Written problem. Return the lines where the word "image" occurs.

--- BEGIN Input ---

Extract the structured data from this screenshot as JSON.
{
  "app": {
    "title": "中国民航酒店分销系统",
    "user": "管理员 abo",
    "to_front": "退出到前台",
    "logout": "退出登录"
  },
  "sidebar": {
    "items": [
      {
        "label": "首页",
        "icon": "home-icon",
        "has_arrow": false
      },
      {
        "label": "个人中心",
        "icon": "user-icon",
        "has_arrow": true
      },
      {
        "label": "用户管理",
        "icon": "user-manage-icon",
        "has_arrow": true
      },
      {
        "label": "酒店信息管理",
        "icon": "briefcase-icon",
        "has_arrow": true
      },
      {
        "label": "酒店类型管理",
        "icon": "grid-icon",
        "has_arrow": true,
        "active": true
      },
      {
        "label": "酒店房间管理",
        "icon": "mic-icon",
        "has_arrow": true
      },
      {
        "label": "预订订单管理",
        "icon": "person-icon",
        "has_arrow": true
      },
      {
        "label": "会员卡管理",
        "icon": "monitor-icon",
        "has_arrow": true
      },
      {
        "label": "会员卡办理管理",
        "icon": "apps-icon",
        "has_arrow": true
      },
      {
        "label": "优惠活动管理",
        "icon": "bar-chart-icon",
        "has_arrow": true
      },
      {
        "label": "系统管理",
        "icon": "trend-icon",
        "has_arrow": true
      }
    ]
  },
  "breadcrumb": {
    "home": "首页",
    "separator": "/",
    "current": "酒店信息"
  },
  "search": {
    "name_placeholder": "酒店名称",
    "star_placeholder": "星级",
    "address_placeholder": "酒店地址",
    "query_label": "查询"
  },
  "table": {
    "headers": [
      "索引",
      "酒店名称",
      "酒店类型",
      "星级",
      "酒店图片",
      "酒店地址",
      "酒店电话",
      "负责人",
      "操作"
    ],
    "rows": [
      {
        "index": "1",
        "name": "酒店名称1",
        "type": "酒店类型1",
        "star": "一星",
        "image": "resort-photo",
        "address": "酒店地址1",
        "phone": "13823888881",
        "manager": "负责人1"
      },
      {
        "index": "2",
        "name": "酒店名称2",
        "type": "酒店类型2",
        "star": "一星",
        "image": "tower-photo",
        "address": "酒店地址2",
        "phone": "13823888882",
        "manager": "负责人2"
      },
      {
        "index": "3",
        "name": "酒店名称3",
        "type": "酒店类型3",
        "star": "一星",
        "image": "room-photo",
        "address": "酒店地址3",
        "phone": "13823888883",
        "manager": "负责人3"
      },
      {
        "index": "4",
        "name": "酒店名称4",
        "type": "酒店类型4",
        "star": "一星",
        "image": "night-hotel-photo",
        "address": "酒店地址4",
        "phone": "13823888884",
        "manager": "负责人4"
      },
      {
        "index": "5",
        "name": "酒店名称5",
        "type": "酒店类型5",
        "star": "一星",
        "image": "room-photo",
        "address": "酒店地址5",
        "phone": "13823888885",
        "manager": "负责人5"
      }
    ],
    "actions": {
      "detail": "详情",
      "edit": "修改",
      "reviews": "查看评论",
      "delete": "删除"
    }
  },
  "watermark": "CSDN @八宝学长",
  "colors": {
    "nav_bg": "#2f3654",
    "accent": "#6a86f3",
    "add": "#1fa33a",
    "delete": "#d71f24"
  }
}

--- END Input ---

Answer for this exercise.
        "image": "resort-photo",
        "image": "tower-photo",
        "image": "room-photo",
        "image": "night-hotel-photo",
        "image": "room-photo",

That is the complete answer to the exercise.